THE EXERCISE: Determine how many lines in the entries below include "fair". The reply should be that number and nothing else.

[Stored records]
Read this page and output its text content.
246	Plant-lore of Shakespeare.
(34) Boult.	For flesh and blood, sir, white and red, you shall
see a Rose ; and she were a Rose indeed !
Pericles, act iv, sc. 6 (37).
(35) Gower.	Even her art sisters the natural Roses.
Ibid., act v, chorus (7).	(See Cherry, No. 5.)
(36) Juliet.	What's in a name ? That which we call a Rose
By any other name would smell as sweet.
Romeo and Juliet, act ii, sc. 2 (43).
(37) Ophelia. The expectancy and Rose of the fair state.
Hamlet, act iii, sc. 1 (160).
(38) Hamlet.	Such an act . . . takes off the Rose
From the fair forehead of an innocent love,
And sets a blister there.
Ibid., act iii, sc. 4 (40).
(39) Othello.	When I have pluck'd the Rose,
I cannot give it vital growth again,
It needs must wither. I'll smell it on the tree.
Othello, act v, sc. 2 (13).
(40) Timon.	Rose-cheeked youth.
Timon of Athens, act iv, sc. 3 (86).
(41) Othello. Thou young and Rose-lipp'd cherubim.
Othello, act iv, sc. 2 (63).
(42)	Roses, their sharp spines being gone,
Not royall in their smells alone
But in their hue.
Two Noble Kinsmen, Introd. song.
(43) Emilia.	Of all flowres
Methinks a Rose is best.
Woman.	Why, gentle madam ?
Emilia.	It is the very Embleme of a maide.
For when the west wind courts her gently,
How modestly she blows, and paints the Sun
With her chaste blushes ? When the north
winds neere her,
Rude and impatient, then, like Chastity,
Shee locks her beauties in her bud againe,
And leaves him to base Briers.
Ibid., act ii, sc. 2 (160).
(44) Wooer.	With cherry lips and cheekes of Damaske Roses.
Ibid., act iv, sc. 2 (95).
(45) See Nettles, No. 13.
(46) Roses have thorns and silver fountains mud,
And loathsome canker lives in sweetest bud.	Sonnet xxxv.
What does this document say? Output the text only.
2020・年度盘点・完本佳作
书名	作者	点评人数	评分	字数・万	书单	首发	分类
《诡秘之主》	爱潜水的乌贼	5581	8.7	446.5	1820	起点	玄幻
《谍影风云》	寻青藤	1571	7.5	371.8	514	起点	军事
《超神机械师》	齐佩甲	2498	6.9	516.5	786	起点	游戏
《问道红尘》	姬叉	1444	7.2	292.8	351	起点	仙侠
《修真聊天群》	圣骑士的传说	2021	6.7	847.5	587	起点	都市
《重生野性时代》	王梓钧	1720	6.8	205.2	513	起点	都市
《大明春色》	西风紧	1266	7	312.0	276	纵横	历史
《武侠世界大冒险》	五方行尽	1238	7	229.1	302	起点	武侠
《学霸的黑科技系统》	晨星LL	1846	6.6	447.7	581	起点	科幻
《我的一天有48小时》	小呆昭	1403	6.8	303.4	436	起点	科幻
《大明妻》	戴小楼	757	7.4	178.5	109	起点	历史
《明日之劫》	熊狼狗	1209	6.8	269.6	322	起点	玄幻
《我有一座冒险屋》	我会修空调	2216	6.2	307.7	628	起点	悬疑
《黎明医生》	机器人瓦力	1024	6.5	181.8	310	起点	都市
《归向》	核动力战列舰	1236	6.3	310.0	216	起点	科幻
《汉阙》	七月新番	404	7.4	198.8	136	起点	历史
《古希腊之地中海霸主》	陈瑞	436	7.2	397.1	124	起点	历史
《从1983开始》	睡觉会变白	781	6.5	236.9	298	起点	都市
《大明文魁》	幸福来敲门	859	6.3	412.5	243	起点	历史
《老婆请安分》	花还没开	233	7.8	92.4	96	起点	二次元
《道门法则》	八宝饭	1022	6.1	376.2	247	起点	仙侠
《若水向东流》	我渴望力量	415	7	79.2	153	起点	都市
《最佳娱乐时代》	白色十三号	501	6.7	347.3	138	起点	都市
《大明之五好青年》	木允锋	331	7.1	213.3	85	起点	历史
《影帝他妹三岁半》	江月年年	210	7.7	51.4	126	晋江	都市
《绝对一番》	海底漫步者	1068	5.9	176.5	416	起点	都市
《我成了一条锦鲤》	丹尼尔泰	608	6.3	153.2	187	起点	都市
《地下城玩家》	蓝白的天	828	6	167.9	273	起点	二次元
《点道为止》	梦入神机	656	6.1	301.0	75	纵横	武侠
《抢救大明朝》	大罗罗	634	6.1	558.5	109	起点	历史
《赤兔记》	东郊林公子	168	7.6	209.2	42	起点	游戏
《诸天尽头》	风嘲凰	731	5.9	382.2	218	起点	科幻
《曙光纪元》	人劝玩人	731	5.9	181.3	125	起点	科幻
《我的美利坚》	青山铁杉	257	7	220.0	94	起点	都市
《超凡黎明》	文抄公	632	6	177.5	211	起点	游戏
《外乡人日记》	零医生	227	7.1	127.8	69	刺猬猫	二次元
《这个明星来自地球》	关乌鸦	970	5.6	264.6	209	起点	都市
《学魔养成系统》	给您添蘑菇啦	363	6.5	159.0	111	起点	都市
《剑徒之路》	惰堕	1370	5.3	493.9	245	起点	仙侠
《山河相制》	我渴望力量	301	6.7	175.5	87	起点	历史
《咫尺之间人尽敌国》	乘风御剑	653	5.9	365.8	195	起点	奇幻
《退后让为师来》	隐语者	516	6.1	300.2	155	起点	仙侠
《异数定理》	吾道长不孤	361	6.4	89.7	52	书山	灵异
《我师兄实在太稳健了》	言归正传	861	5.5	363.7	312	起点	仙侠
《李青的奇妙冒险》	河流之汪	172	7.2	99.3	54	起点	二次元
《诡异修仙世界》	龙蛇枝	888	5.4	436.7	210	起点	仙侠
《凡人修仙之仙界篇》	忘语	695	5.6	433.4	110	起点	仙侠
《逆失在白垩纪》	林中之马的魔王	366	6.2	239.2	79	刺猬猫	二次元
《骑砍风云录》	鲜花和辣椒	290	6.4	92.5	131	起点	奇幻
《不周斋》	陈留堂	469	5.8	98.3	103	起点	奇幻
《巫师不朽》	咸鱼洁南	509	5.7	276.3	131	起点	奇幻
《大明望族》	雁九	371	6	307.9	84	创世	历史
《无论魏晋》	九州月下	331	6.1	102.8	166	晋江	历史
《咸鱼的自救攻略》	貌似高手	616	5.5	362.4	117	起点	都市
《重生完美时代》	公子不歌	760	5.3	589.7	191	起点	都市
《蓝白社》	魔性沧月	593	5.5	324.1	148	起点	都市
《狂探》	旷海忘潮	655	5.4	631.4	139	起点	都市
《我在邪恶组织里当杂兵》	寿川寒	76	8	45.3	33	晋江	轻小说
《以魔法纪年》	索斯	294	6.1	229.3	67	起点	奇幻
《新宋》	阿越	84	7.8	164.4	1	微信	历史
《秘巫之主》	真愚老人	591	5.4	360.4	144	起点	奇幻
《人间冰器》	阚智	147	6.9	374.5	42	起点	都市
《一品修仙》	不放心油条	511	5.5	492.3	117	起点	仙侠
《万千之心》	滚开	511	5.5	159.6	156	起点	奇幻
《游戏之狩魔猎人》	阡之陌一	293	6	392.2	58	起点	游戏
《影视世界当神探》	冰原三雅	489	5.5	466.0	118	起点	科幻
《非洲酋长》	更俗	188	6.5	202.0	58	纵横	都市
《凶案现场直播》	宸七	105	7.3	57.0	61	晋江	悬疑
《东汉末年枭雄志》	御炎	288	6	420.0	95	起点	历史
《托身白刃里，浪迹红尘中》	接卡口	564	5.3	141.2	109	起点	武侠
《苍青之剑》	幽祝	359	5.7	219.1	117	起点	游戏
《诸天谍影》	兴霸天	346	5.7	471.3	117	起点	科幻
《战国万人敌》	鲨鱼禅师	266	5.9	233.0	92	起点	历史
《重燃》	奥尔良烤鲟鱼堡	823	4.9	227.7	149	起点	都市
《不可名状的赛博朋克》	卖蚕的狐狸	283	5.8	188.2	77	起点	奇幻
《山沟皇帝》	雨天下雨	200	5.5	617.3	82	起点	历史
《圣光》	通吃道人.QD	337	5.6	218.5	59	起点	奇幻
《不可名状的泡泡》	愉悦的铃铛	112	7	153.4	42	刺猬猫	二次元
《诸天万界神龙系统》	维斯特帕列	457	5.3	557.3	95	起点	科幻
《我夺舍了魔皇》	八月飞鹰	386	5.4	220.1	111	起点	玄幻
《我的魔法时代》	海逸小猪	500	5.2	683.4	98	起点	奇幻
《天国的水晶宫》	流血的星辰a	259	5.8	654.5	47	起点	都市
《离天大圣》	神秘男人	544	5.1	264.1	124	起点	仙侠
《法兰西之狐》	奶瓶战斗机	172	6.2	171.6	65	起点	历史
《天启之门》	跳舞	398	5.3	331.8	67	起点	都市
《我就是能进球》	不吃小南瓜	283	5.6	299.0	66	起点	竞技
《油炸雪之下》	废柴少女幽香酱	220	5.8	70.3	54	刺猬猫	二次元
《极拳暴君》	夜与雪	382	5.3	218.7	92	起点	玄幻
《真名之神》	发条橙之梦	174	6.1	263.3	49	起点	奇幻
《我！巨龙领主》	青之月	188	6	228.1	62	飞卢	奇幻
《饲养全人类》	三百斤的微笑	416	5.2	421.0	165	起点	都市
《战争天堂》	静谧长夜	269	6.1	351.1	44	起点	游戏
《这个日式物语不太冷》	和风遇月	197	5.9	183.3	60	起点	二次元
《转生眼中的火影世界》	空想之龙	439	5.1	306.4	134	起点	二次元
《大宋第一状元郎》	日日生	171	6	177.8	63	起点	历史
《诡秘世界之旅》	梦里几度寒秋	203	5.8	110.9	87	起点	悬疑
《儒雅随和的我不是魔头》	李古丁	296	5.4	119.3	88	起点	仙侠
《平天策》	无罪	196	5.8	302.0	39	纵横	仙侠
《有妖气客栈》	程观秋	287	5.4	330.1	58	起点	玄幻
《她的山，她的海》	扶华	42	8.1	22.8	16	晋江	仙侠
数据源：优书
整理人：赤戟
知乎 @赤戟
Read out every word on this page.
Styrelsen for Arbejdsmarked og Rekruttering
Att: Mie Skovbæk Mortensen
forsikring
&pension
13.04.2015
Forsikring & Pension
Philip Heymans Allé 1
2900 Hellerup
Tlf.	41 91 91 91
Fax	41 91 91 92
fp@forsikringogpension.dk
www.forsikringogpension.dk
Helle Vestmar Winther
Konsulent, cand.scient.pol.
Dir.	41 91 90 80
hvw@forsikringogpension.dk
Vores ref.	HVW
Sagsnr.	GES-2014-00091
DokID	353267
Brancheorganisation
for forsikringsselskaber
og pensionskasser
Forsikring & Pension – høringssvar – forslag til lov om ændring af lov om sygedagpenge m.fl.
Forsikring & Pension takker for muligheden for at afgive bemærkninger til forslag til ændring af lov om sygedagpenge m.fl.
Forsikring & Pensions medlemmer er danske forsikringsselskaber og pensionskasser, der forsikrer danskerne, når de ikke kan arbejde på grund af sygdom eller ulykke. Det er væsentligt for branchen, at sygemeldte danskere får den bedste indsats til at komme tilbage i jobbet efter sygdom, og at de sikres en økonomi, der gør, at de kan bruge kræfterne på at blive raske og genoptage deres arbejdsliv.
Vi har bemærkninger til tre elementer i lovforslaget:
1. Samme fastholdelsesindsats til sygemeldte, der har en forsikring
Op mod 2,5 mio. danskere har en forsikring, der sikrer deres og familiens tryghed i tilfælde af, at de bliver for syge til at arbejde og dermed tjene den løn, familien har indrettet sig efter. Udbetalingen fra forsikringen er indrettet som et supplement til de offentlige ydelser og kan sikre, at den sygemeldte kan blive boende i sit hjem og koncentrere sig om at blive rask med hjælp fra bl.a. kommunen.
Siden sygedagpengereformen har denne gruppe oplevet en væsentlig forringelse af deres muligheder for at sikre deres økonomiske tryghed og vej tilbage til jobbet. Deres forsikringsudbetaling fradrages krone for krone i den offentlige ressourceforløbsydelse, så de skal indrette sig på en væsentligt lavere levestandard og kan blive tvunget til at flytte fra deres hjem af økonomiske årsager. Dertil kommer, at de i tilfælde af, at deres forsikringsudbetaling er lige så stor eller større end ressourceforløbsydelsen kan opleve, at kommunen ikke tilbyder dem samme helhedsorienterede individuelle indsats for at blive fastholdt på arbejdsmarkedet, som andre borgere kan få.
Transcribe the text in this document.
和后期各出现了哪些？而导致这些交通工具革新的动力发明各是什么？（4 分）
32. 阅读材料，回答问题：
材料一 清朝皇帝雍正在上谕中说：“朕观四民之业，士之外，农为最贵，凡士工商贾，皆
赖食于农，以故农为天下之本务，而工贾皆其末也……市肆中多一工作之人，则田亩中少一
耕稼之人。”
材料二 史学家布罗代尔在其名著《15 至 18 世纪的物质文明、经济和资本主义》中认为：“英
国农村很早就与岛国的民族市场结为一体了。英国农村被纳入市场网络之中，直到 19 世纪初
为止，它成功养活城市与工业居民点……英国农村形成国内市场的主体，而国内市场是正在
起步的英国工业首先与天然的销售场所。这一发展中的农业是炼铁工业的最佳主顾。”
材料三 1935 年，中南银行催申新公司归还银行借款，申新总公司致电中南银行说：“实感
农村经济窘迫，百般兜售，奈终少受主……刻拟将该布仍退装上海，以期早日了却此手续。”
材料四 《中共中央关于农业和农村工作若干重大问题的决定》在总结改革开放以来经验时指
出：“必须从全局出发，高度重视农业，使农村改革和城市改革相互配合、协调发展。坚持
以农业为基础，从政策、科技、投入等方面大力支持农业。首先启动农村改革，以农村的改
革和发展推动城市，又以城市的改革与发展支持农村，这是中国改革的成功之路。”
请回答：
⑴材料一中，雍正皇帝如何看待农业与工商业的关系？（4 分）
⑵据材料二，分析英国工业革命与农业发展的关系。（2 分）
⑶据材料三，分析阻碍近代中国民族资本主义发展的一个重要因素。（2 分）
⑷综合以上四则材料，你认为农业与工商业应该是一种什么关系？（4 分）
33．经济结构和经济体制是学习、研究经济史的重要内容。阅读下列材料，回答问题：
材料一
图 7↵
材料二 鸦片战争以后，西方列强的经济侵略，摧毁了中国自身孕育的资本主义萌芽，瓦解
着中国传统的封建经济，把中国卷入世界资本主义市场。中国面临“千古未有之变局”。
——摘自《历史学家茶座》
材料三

TASK OUTPUT: 2